* Data extract *

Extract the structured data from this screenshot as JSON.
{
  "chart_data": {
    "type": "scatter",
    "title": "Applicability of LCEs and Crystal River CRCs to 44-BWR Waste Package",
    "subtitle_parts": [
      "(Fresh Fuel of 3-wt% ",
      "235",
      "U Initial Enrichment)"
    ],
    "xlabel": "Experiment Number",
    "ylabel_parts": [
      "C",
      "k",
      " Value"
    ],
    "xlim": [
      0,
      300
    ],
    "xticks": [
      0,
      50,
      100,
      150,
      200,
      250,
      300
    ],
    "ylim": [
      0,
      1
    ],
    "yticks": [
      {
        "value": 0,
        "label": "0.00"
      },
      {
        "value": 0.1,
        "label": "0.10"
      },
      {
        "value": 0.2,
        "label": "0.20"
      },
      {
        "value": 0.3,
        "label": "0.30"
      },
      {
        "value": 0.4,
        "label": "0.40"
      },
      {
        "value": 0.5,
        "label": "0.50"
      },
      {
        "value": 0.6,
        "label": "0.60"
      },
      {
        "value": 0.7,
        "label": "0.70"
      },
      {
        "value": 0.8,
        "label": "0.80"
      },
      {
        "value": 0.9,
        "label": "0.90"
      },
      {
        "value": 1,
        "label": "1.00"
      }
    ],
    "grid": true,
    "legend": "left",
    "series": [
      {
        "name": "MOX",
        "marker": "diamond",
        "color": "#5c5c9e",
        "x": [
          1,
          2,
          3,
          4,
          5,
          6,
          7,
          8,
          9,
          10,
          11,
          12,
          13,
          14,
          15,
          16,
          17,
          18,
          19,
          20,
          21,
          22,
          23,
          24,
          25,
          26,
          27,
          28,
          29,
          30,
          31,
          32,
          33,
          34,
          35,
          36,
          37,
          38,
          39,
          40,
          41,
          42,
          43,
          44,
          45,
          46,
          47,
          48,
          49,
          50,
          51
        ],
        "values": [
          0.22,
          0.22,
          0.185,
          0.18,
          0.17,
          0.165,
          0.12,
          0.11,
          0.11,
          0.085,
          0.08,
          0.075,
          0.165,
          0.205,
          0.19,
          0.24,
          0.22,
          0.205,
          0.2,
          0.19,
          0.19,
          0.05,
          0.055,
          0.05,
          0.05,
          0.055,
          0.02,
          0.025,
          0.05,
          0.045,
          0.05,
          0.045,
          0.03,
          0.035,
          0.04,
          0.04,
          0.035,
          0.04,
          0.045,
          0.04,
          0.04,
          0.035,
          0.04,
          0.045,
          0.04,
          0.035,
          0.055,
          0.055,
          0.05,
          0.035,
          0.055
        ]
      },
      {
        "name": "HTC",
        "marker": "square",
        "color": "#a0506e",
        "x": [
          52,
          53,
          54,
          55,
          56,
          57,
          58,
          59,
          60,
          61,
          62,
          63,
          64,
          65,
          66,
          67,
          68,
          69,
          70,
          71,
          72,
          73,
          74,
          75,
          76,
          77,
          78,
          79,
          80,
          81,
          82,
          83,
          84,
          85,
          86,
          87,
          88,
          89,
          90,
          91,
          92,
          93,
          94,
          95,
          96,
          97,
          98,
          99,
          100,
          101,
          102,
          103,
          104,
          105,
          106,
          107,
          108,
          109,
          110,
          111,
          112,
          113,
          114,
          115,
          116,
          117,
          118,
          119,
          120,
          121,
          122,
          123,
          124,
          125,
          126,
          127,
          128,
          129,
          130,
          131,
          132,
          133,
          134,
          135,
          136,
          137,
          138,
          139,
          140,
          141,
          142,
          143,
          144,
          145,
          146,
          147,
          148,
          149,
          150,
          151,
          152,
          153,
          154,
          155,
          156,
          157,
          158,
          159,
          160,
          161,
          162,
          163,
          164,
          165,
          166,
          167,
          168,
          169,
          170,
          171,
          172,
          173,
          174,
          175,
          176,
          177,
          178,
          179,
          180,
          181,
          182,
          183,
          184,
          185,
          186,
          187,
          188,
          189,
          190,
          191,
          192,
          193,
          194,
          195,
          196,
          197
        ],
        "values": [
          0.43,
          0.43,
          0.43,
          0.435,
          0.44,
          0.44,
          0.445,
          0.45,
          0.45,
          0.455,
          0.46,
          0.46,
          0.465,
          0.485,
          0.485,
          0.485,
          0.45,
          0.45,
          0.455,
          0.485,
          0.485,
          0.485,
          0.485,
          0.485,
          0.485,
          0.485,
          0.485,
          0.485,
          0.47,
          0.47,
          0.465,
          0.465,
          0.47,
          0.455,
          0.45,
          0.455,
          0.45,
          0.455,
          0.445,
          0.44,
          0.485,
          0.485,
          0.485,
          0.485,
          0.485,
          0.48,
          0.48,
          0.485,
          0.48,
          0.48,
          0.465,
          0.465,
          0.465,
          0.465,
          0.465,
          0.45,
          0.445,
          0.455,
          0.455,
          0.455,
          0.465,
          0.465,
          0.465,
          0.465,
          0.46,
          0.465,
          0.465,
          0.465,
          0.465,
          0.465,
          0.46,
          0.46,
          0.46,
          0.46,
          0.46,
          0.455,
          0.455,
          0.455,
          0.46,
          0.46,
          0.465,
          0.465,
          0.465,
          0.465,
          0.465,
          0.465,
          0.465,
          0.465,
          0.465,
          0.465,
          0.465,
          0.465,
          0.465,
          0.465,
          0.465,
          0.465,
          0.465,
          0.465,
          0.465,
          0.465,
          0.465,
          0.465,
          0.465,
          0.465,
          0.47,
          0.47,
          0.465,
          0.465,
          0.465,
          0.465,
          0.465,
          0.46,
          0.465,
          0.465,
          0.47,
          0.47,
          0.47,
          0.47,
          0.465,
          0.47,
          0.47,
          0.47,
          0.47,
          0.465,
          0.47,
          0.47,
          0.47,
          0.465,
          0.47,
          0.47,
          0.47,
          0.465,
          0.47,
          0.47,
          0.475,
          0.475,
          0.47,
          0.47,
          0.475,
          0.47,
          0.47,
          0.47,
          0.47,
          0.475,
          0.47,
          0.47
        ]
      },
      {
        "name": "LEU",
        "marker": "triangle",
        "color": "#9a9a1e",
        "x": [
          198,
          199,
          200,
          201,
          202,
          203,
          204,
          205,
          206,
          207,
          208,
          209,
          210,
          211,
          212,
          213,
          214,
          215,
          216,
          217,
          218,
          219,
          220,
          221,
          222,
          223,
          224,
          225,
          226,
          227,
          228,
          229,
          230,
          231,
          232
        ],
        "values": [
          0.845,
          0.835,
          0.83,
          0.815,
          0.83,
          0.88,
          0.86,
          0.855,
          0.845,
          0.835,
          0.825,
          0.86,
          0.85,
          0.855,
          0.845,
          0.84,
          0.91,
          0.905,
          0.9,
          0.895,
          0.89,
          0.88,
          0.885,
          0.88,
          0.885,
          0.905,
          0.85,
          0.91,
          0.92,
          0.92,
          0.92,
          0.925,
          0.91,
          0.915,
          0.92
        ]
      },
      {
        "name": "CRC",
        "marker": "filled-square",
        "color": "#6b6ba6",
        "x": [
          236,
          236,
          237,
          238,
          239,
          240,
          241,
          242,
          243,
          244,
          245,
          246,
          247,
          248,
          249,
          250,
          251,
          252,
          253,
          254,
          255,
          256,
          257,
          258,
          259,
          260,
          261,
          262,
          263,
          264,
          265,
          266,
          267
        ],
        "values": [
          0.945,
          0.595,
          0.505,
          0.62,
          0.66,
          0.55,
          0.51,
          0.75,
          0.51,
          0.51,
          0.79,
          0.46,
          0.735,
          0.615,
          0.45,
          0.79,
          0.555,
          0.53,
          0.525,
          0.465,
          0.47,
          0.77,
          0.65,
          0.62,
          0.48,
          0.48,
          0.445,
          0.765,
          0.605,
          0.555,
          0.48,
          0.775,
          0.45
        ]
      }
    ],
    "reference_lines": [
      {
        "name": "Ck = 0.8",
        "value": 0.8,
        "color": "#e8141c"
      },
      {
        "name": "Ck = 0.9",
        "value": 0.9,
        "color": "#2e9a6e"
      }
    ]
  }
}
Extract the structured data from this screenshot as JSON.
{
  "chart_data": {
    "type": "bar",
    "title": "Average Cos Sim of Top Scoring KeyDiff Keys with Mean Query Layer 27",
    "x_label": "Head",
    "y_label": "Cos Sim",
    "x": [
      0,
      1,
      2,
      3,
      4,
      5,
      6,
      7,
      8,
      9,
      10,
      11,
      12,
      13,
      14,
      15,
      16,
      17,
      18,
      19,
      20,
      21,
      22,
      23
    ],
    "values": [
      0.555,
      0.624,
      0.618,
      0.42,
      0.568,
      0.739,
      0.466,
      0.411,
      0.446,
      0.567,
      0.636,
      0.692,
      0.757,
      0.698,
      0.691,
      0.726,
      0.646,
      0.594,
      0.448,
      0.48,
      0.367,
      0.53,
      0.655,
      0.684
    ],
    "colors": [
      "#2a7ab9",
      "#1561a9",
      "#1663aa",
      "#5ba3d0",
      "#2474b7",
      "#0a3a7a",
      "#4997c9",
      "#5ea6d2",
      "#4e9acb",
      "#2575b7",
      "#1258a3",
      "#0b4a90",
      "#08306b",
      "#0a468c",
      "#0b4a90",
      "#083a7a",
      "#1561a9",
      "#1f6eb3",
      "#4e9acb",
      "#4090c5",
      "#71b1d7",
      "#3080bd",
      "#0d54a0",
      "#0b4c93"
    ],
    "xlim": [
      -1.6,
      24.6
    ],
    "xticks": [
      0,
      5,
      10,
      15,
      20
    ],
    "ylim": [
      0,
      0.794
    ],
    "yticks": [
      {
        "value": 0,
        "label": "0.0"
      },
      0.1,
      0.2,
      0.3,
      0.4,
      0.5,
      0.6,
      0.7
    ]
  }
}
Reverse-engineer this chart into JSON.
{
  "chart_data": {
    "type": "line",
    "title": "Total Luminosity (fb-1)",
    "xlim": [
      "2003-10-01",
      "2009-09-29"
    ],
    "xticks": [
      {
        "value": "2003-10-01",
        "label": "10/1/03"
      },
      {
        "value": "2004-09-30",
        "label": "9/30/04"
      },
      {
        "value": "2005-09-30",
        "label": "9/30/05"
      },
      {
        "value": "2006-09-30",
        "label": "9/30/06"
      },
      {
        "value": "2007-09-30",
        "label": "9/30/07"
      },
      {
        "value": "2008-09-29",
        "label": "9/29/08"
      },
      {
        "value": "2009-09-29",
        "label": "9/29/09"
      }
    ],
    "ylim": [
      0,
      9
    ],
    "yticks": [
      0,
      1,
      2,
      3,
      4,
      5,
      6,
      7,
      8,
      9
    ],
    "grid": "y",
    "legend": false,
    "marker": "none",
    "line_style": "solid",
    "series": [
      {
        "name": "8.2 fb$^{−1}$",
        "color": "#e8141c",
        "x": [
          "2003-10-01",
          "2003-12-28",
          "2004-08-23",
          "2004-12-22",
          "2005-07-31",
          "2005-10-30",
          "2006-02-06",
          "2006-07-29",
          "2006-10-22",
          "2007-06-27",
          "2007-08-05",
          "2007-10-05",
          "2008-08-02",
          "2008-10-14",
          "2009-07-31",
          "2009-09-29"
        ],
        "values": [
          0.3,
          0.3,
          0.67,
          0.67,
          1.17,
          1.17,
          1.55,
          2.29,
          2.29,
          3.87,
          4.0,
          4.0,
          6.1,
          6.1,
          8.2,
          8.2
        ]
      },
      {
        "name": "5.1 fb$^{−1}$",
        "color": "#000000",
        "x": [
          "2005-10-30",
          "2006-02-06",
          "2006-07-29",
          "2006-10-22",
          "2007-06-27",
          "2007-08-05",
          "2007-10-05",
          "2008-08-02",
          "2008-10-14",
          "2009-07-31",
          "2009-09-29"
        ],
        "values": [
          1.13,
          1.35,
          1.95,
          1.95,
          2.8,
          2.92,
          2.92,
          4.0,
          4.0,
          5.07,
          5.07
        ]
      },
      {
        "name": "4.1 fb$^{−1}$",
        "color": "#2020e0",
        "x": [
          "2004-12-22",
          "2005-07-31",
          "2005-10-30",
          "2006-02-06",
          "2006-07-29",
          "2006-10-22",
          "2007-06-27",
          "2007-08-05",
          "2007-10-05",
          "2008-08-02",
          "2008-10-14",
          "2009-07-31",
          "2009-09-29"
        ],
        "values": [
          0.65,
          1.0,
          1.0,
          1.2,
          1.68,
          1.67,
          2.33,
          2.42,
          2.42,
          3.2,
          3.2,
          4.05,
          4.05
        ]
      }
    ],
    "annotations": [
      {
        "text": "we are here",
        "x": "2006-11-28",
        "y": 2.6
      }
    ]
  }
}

* To be done *
Check each line of the records for the word "marker", and show the lines that contain it.

* Exercise answer *
        "marker": "diamond",
        "marker": "square",
        "marker": "triangle",
        "marker": "filled-square",
    "marker": "none",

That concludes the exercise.